*Exercise*:
Please copy out every line of the data word for word.

[Start of Attachment]

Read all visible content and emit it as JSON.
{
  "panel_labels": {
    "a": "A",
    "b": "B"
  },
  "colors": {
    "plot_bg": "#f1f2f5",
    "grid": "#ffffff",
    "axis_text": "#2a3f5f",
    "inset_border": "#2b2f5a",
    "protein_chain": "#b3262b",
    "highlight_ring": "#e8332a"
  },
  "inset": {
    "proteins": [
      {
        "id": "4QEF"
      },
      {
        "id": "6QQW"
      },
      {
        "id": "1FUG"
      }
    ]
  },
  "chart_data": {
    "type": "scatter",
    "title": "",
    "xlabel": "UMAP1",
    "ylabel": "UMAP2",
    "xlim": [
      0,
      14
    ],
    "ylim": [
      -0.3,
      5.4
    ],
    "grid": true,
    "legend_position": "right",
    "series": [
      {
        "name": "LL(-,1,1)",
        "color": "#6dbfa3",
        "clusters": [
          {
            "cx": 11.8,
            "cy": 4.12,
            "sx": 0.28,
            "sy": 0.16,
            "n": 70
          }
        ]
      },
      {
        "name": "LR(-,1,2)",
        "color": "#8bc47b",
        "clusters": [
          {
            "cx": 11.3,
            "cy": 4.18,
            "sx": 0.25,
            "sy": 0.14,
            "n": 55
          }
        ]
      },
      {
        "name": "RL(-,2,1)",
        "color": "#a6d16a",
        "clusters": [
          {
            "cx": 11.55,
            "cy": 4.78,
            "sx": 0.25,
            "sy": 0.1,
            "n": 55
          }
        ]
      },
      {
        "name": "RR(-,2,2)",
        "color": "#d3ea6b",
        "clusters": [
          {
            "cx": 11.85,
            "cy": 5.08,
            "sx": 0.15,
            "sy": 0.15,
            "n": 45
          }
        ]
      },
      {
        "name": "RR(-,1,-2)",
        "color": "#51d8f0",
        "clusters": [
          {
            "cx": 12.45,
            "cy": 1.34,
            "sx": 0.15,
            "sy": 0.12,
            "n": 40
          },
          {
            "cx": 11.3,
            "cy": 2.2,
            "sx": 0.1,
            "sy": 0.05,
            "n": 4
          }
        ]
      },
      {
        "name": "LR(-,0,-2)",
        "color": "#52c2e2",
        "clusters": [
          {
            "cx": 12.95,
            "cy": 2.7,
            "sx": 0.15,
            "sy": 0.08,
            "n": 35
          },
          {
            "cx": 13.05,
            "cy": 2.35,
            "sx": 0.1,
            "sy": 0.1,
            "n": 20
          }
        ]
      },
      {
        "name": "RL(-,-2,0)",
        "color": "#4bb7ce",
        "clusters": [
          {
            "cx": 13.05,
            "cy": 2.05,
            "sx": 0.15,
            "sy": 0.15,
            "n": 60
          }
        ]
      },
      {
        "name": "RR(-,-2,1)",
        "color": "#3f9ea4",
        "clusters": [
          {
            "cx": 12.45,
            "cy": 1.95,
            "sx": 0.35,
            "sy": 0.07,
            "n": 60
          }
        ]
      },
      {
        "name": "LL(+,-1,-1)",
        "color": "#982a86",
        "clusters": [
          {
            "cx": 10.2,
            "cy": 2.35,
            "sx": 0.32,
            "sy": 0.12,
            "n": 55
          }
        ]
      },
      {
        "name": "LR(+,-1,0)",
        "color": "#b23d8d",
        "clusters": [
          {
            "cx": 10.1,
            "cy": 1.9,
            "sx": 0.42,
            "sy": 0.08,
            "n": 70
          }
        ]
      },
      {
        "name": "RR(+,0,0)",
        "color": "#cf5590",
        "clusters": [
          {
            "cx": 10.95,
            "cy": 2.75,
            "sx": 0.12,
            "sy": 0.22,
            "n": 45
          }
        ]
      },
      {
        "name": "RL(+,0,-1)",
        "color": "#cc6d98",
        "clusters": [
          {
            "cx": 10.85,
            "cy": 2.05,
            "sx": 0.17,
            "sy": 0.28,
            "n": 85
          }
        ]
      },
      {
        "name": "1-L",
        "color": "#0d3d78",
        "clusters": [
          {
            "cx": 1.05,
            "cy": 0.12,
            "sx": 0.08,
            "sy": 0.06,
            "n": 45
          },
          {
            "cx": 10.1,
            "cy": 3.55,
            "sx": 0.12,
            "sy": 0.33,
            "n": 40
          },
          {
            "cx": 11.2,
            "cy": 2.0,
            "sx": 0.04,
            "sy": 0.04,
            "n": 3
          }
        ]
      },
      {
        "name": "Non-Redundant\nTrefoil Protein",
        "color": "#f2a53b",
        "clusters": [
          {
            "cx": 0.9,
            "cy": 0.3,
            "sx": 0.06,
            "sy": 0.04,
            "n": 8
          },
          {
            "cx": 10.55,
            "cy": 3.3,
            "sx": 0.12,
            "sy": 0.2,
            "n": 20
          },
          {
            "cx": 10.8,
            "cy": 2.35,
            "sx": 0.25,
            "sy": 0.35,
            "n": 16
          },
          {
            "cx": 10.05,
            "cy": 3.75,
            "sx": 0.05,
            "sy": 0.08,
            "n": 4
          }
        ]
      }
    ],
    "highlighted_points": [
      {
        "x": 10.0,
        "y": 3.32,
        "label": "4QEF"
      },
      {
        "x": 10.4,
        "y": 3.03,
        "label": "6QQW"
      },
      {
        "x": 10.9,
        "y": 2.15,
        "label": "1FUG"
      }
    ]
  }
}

[End of Attachment]

*Worked solution*:
Read all visible content and emit it as JSON.
{
  "panel_labels": {
    "a": "A",
    "b": "B"
  },
  "colors": {
    "plot_bg": "#f1f2f5",
    "grid": "#ffffff",
    "axis_text": "#2a3f5f",
    "inset_border": "#2b2f5a",
    "protein_chain": "#b3262b",
    "highlight_ring": "#e8332a"
  },
  "inset": {
    "proteins": [
      {
        "id": "4QEF"
      },
      {
        "id": "6QQW"
      },
      {
        "id": "1FUG"
      }
    ]
  },
  "chart_data": {
    "type": "scatter",
    "title": "",
    "xlabel": "UMAP1",
    "ylabel": "UMAP2",
    "xlim": [
      0,
      14
    ],
    "ylim": [
      -0.3,
      5.4
    ],
    "grid": true,
    "legend_position": "right",
    "series": [
      {
        "name": "LL(-,1,1)",
        "color": "#6dbfa3",
        "clusters": [
          {
            "cx": 11.8,
            "cy": 4.12,
            "sx": 0.28,
            "sy": 0.16,
            "n": 70
          }
        ]
      },
      {
        "name": "LR(-,1,2)",
        "color": "#8bc47b",
        "clusters": [
          {
            "cx": 11.3,
            "cy": 4.18,
            "sx": 0.25,
            "sy": 0.14,
            "n": 55
          }
        ]
      },
      {
        "name": "RL(-,2,1)",
        "color": "#a6d16a",
        "clusters": [
          {
            "cx": 11.55,
            "cy": 4.78,
            "sx": 0.25,
            "sy": 0.1,
            "n": 55
          }
        ]
      },
      {
        "name": "RR(-,2,2)",
        "color": "#d3ea6b",
        "clusters": [
          {
            "cx": 11.85,
            "cy": 5.08,
            "sx": 0.15,
            "sy": 0.15,
            "n": 45
          }
        ]
      },
      {
        "name": "RR(-,1,-2)",
        "color": "#51d8f0",
        "clusters": [
          {
            "cx": 12.45,
            "cy": 1.34,
            "sx": 0.15,
            "sy": 0.12,
            "n": 40
          },
          {
            "cx": 11.3,
            "cy": 2.2,
            "sx": 0.1,
            "sy": 0.05,
            "n": 4
          }
        ]
      },
      {
        "name": "LR(-,0,-2)",
        "color": "#52c2e2",
        "clusters": [
          {
            "cx": 12.95,
            "cy": 2.7,
            "sx": 0.15,
            "sy": 0.08,
            "n": 35
          },
          {
            "cx": 13.05,
            "cy": 2.35,
            "sx": 0.1,
            "sy": 0.1,
            "n": 20
          }
        ]
      },
      {
        "name": "RL(-,-2,0)",
        "color": "#4bb7ce",
        "clusters": [
          {
            "cx": 13.05,
            "cy": 2.05,
            "sx": 0.15,
            "sy": 0.15,
            "n": 60
          }
        ]
      },
      {
        "name": "RR(-,-2,1)",
        "color": "#3f9ea4",
        "clusters": [
          {
            "cx": 12.45,
            "cy": 1.95,
            "sx": 0.35,
            "sy": 0.07,
            "n": 60
          }
        ]
      },
      {
        "name": "LL(+,-1,-1)",
        "color": "#982a86",
        "clusters": [
          {
            "cx": 10.2,
            "cy": 2.35,
            "sx": 0.32,
            "sy": 0.12,
            "n": 55
          }
        ]
      },
      {
        "name": "LR(+,-1,0)",
        "color": "#b23d8d",
        "clusters": [
          {
            "cx": 10.1,
            "cy": 1.9,
            "sx": 0.42,
            "sy": 0.08,
            "n": 70
          }
        ]
      },
      {
        "name": "RR(+,0,0)",
        "color": "#cf5590",
        "clusters": [
          {
            "cx": 10.95,
            "cy": 2.75,
            "sx": 0.12,
            "sy": 0.22,
            "n": 45
          }
        ]
      },
      {
        "name": "RL(+,0,-1)",
        "color": "#cc6d98",
        "clusters": [
          {
            "cx": 10.85,
            "cy": 2.05,
            "sx": 0.17,
            "sy": 0.28,
            "n": 85
          }
        ]
      },
      {
        "name": "1-L",
        "color": "#0d3d78",
        "clusters": [
          {
            "cx": 1.05,
            "cy": 0.12,
            "sx": 0.08,
            "sy": 0.06,
            "n": 45
          },
          {
            "cx": 10.1,
            "cy": 3.55,
            "sx": 0.12,
            "sy": 0.33,
            "n": 40
          },
          {
            "cx": 11.2,
            "cy": 2.0,
            "sx": 0.04,
            "sy": 0.04,
            "n": 3
          }
        ]
      },
      {
        "name": "Non-Redundant\nTrefoil Protein",
        "color": "#f2a53b",
        "clusters": [
          {
            "cx": 0.9,
            "cy": 0.3,
            "sx": 0.06,
            "sy": 0.04,
            "n": 8
          },
          {
            "cx": 10.55,
            "cy": 3.3,
            "sx": 0.12,
            "sy": 0.2,
            "n": 20
          },
          {
            "cx": 10.8,
            "cy": 2.35,
            "sx": 0.25,
            "sy": 0.35,
            "n": 16
          },
          {
            "cx": 10.05,
            "cy": 3.75,
            "sx": 0.05,
            "sy": 0.08,
            "n": 4
          }
        ]
      }
    ],
    "highlighted_points": [
      {
        "x": 10.0,
        "y": 3.32,
        "label": "4QEF"
      },
      {
        "x": 10.4,
        "y": 3.03,
        "label": "6QQW"
      },
      {
        "x": 10.9,
        "y": 2.15,
        "label": "1FUG"
      }
    ]
  }
}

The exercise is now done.